Saved entries:

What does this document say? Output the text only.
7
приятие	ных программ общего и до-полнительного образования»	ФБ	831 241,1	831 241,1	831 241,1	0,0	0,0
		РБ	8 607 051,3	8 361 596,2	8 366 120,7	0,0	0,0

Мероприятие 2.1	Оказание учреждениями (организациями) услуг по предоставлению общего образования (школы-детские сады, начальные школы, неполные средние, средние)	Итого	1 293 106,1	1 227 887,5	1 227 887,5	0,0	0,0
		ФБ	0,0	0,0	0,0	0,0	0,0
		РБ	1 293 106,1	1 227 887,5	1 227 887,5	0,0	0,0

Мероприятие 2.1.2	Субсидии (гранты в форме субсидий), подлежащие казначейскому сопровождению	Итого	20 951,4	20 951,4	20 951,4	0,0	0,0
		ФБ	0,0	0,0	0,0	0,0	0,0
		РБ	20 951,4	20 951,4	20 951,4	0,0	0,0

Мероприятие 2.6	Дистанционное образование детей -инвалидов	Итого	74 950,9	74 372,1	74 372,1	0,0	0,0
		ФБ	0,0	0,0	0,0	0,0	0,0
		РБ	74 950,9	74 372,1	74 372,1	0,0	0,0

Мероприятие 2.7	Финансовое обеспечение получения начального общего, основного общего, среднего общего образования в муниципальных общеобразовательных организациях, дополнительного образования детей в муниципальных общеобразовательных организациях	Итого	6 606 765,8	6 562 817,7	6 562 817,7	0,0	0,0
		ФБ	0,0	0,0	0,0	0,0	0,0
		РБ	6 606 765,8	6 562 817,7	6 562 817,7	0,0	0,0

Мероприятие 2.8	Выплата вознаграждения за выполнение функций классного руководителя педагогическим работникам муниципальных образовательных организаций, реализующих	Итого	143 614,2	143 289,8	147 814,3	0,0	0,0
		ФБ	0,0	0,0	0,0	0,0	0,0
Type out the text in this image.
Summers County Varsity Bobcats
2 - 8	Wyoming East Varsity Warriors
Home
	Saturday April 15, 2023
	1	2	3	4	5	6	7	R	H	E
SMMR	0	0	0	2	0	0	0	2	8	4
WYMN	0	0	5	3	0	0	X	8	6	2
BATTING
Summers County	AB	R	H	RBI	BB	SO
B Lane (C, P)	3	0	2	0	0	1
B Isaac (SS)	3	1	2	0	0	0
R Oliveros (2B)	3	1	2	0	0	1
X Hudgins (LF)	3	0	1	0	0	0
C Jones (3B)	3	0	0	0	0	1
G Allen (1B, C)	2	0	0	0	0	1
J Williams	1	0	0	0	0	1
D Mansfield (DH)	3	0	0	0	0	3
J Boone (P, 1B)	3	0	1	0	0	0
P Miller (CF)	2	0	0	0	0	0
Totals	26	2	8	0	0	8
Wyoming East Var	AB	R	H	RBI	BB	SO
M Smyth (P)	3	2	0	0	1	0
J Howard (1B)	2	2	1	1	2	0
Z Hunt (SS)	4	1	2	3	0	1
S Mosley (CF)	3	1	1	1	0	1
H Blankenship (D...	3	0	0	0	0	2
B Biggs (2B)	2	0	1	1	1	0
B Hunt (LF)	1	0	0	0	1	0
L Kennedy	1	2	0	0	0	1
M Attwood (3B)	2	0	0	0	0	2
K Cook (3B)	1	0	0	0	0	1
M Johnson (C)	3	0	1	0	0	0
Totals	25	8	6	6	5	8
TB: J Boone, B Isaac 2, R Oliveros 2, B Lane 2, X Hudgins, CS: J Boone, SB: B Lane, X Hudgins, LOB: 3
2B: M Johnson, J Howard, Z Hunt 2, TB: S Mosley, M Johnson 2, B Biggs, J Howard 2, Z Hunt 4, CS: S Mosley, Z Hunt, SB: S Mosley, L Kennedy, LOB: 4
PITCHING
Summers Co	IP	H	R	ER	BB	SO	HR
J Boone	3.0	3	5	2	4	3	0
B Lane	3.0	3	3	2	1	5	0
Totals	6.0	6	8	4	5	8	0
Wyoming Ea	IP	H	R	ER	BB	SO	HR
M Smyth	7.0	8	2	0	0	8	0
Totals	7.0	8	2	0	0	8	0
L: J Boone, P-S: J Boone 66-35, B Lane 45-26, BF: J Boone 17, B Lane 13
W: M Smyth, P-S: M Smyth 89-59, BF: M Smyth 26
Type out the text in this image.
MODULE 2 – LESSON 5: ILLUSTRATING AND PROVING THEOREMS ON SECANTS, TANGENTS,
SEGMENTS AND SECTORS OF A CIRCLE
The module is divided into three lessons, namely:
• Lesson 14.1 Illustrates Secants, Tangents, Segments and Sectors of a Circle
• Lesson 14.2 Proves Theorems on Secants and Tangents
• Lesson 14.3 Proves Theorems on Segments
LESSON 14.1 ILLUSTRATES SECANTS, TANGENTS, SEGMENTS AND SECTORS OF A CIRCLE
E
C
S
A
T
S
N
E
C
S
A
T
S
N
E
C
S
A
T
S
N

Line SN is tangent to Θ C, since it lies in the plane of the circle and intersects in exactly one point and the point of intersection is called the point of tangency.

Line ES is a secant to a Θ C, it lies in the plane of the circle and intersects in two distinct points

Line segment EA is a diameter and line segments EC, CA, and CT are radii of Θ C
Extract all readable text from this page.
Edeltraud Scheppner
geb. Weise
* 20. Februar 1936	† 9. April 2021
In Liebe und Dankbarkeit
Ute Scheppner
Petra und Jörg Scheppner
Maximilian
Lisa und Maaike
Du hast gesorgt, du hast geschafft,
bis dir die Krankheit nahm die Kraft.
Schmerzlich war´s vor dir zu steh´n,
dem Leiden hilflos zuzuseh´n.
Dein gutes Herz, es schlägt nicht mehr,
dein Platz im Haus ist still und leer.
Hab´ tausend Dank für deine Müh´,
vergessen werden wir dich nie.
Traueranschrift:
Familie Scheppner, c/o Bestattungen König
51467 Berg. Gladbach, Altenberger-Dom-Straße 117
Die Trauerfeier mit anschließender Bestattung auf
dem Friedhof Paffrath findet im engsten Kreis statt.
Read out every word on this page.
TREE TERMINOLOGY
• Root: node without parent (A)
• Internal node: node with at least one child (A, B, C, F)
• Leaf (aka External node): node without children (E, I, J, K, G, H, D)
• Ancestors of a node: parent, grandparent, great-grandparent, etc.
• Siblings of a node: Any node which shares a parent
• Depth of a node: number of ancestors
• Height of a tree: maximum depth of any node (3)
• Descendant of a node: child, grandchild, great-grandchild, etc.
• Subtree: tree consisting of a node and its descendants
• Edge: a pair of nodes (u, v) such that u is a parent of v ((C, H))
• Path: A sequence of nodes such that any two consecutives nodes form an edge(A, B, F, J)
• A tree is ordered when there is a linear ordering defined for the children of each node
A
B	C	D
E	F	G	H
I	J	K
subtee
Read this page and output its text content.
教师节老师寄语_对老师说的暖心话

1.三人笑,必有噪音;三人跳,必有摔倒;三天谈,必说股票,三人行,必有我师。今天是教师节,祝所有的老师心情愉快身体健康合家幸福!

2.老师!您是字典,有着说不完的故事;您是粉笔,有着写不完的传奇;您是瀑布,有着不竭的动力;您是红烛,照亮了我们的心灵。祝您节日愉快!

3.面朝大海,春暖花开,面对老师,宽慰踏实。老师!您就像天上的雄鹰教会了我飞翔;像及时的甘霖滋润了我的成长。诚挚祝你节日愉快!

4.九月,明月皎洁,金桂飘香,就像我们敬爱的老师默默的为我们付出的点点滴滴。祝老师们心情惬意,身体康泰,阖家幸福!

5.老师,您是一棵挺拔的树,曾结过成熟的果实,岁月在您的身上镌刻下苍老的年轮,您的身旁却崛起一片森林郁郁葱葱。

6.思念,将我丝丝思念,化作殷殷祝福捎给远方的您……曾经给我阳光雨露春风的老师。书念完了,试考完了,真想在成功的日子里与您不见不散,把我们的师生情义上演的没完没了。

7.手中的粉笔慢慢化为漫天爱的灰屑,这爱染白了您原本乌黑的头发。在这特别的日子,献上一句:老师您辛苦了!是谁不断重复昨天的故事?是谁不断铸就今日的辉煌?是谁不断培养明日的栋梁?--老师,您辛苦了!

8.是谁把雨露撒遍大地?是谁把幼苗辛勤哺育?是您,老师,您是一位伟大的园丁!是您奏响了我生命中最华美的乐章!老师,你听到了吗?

● The problem: Copy, from the material, each line that holds the string "Summers".

● Solution for this problem:
Summers County Varsity Bobcats
Summers County	AB	R	H	RBI	BB	SO
Summers Co	IP	H	R	ER	BB	SO	HR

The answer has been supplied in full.